**Description of the task:**
Please repeat all of the lines that follow, exactly as written.

•••••

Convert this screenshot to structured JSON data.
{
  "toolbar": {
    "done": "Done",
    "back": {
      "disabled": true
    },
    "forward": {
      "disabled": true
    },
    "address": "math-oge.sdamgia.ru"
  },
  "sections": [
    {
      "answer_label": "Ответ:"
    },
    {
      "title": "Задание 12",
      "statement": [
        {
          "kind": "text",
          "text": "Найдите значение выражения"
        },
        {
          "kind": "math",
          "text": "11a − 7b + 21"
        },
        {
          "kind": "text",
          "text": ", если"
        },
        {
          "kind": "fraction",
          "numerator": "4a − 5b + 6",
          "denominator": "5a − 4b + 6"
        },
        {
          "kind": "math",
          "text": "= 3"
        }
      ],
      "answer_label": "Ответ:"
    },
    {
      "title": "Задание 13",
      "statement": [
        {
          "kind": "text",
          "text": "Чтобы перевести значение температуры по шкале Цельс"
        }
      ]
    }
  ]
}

•••••

**Exercise result:**
Convert this screenshot to structured JSON data.
{
  "toolbar": {
    "done": "Done",
    "back": {
      "disabled": true
    },
    "forward": {
      "disabled": true
    },
    "address": "math-oge.sdamgia.ru"
  },
  "sections": [
    {
      "answer_label": "Ответ:"
    },
    {
      "title": "Задание 12",
      "statement": [
        {
          "kind": "text",
          "text": "Найдите значение выражения"
        },
        {
          "kind": "math",
          "text": "11a − 7b + 21"
        },
        {
          "kind": "text",
          "text": ", если"
        },
        {
          "kind": "fraction",
          "numerator": "4a − 5b + 6",
          "denominator": "5a − 4b + 6"
        },
        {
          "kind": "math",
          "text": "= 3"
        }
      ],
      "answer_label": "Ответ:"
    },
    {
      "title": "Задание 13",
      "statement": [
        {
          "kind": "text",
          "text": "Чтобы перевести значение температуры по шкале Цельс"
        }
      ]
    }
  ]
}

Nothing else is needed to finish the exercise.